━━━ Material shown ━━━

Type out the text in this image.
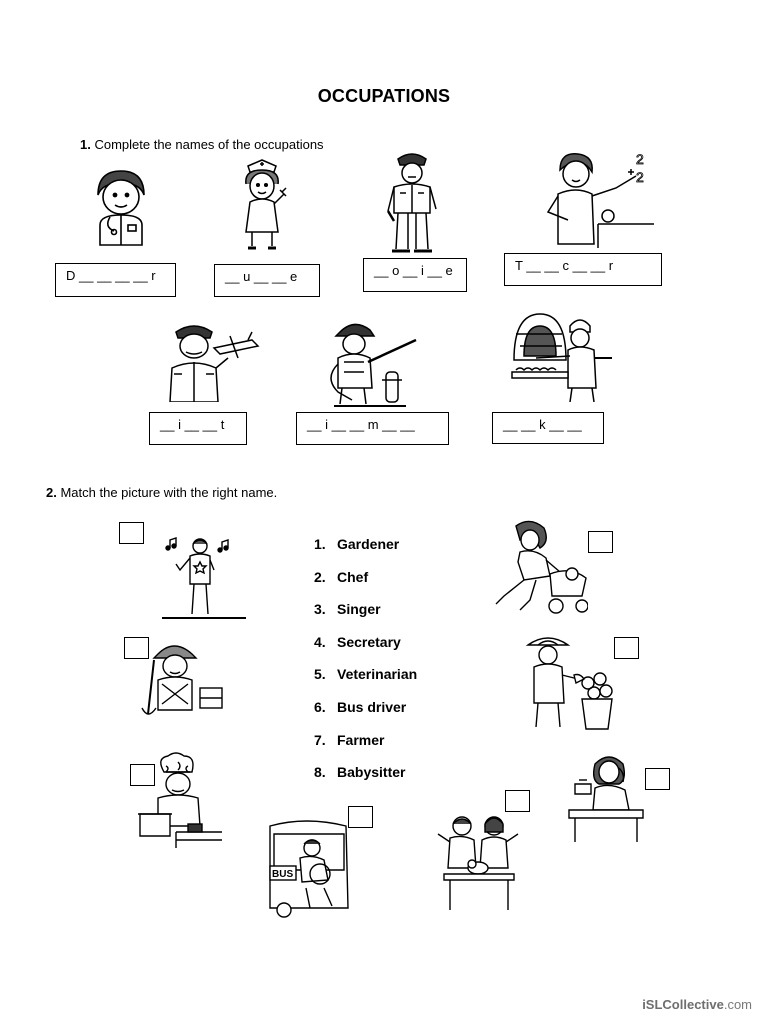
OCCUPATIONS
1. Complete the names of the occupations
2
2
D __ __ __ __ r	__ u __ __ e	__ o __ i __ e	T __ __ c __ __ r
__ i __ __ t	__ i __ __ m __ __	__ __ k __ __
2. Match the picture with the right name.
1. Gardener
2. Chef
3. Singer
4. Secretary
5. Veterinarian
6. Bus driver
7. Farmer
8. Babysitter
BUS
iSLCollective.com
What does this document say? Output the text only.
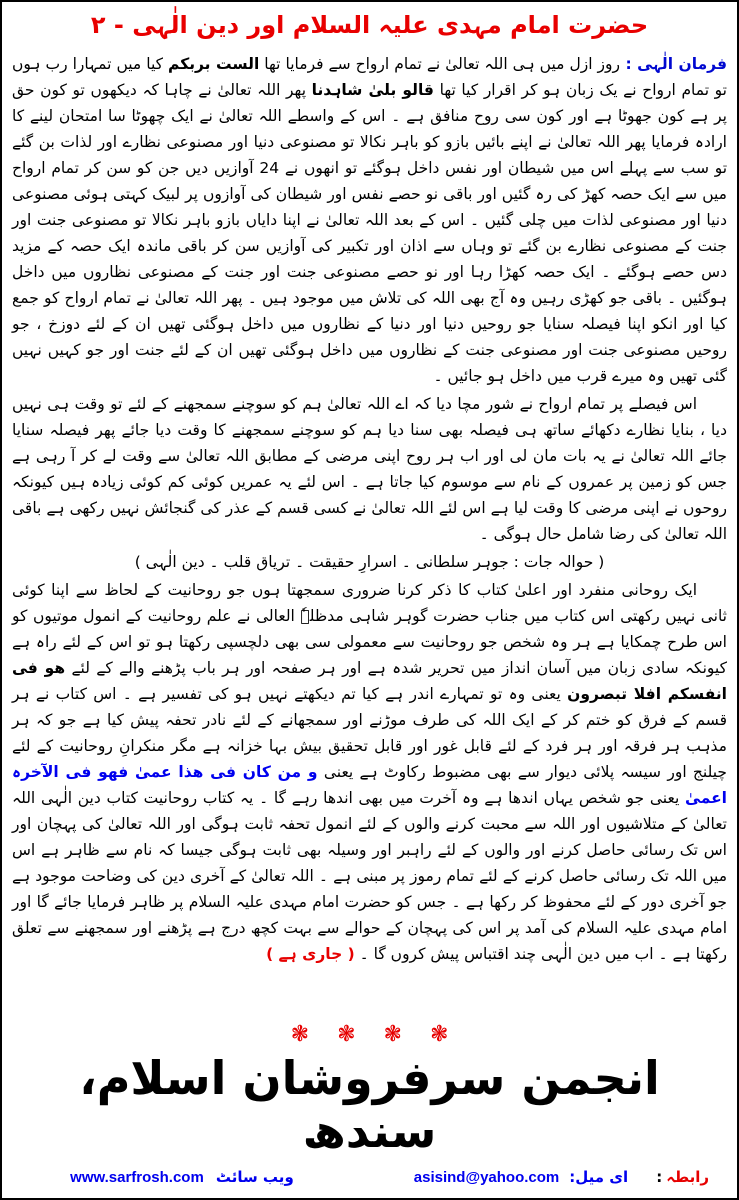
حضرت امام مہدی علیہ السلام اور دین الٰہی - ۲

فرمان الٰہی : روز ازل میں ہی اللہ تعالیٰ نے تمام ارواح سے فرمایا تھا الست بربکم کیا میں تمہارا رب ہوں تو تمام ارواح نے یک زبان ہو کر اقرار کیا تھا قالو بلیٰ شاہدنا پھر اللہ تعالیٰ نے چاہا کہ دیکھوں تو کون حق پر ہے کون جھوٹا ہے اور کون سی روح منافق ہے ۔ اس کے واسطے اللہ تعالیٰ نے ایک چھوٹا سا امتحان لینے کا ارادہ فرمایا پھر اللہ تعالیٰ نے اپنے بائیں بازو کو باہر نکالا تو مصنوعی دنیا اور مصنوعی نظارے اور لذات بن گئے تو سب سے پہلے اس میں شیطان اور نفس داخل ہوگئے تو انھوں نے 24 آوازیں دیں جن کو سن کر تمام ارواح میں سے ایک حصہ کھڑ کی رہ گئیں اور باقی نو حصے نفس اور شیطان کی آوازوں پر لبیک کہتی ہوئی مصنوعی دنیا اور مصنوعی لذات میں چلی گئیں ۔ اس کے بعد اللہ تعالیٰ نے اپنا دایاں بازو باہر نکالا تو مصنوعی جنت اور جنت کے مصنوعی نظارے بن گئے تو وہاں سے اذان اور تکبیر کی آوازیں سن کر باقی ماندہ ایک حصہ کے مزید دس حصے ہوگئے ۔ ایک حصہ کھڑا رہا اور نو حصے مصنوعی جنت اور جنت کے مصنوعی نظاروں میں داخل ہوگئیں ۔ باقی جو کھڑی رہیں وہ آج بھی اللہ کی تلاش میں موجود ہیں ۔ پھر اللہ تعالیٰ نے تمام ارواح کو جمع کیا اور انکو اپنا فیصلہ سنایا جو روحیں دنیا اور دنیا کے نظاروں میں داخل ہوگئی تھیں ان کے لئے دوزخ ، جو روحیں مصنوعی جنت اور مصنوعی جنت کے نظاروں میں داخل ہوگئی تھیں ان کے لئے جنت اور جو کہیں نہیں گئی تھیں وہ میرے قرب میں داخل ہو جائیں ۔

اس فیصلے پر تمام ارواح نے شور مچا دیا کہ اے اللہ تعالیٰ ہم کو سوچنے سمجھنے کے لئے تو وقت ہی نہیں دیا ، بنایا نظارے دکھائے ساتھ ہی فیصلہ بھی سنا دیا ہم کو سوچنے سمجھنے کا وقت دیا جائے پھر فیصلہ سنایا جائے اللہ تعالیٰ نے یہ بات مان لی اور اب ہر روح اپنی مرضی کے مطابق اللہ تعالیٰ سے وقت لے کر آ رہی ہے جس کو زمین پر عمروں کے نام سے موسوم کیا جاتا ہے ۔ اس لئے یہ عمریں کوئی کم کوئی زیادہ ہیں کیونکہ روحوں نے اپنی مرضی کا وقت لیا ہے اس لئے اللہ تعالیٰ نے کسی قسم کے عذر کی گنجائش نہیں رکھی ہے باقی اللہ تعالیٰ کی رضا شامل حال ہوگی ۔

( حوالہ جات : جوہر سلطانی ۔ اسرارِ حقیقت ۔ تریاق قلب ۔ دین الٰہی )

ایک روحانی منفرد اور اعلیٰ کتاب کا ذکر کرنا ضروری سمجھتا ہوں جو روحانیت کے لحاظ سے اپنا کوئی ثانی نہیں رکھتی اس کتاب میں جناب حضرت گوہر شاہی مدظلہٗ العالی نے علم روحانیت کے انمول موتیوں کو اس طرح چمکایا ہے ہر وہ شخص جو روحانیت سے معمولی سی بھی دلچسپی رکھتا ہو تو اس کے لئے راہ ہے کیونکہ سادی زبان میں آسان انداز میں تحریر شدہ ہے اور ہر صفحہ اور ہر باب پڑھنے والے کے لئے ھو فی انفسکم افلا تبصرون یعنی وہ تو تمہارے اندر ہے کیا تم دیکھتے نہیں ہو کی تفسیر ہے ۔ اس کتاب نے ہر قسم کے فرق کو ختم کر کے ایک اللہ کی طرف موڑنے اور سمجھانے کے لئے نادر تحفہ پیش کیا ہے جو کہ ہر مذہب ہر فرقہ اور ہر فرد کے لئے قابل غور اور قابل تحقیق بیش بہا خزانہ ہے مگر منکرانِ روحانیت کے لئے چیلنج اور سیسہ پلائی دیوار سے بھی مضبوط رکاوٹ ہے یعنی و من کان فی ھذا عمیٰ فھو فی الآخرہ اعمیٰ یعنی جو شخص یہاں اندھا ہے وہ آخرت میں بھی اندھا رہے گا ۔ یہ کتاب روحانیت کتاب دین الٰہی اللہ تعالیٰ کے متلاشیوں اور اللہ سے محبت کرنے والوں کے لئے انمول تحفہ ثابت ہوگی اور اللہ تعالیٰ کی پہچان اور اس تک رسائی حاصل کرنے اور والوں کے لئے راہبر اور وسیلہ بھی ثابت ہوگی جیسا کہ نام سے ظاہر ہے اس میں اللہ تک رسائی حاصل کرنے کے لئے تمام رموز پر مبنی ہے ۔ اللہ تعالیٰ کے آخری دین کی وضاحت موجود ہے جو آخری دور کے لئے محفوظ کر رکھا ہے ۔ جس کو حضرت امام مہدی علیہ السلام پر ظاہر فرمایا جائے گا اور امام مہدی علیہ السلام کی آمد پر اس کی پہچان کے حوالے سے بہت کچھ درج ہے پڑھنے اور سمجھنے سے تعلق رکھتا ہے ۔ اب میں دین الٰہی چند اقتباس پیش کروں گا ۔ ( جاری ہے )

❃ ❃ ❃ ❃
انجمن سرفروشان اسلام، سندھ
رابطہ
:
ای میل:
asisind@yahoo.com
ویب سائٹ
www.sarfrosh.com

━━━

Collect the lines of the data that carry the word "text".

Type out the text in this image.
What does this document say? Output the text only.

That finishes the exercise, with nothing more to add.